- Directions -
Give back the whole listing exactly as shown.

- Material provided -

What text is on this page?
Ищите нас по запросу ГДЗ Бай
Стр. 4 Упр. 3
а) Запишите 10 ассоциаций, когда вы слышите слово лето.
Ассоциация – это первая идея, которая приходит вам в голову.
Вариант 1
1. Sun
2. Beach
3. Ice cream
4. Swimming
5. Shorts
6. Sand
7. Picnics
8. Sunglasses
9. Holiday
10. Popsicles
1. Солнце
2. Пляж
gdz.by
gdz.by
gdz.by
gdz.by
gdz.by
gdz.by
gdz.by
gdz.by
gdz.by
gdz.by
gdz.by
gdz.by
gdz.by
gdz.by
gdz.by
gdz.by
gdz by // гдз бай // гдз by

- Solution to this task -
What text is on this page?
Ищите нас по запросу ГДЗ Бай
Стр. 4 Упр. 3
а) Запишите 10 ассоциаций, когда вы слышите слово лето.
Ассоциация – это первая идея, которая приходит вам в голову.
Вариант 1
1. Sun
2. Beach
3. Ice cream
4. Swimming
5. Shorts
6. Sand
7. Picnics
8. Sunglasses
9. Holiday
10. Popsicles
1. Солнце
2. Пляж
gdz.by
gdz.by
gdz.by
gdz.by
gdz.by
gdz.by
gdz.by
gdz.by
gdz.by
gdz.by
gdz.by
gdz.by
gdz.by
gdz.by
gdz.by
gdz.by
gdz by // гдз бай // гдз by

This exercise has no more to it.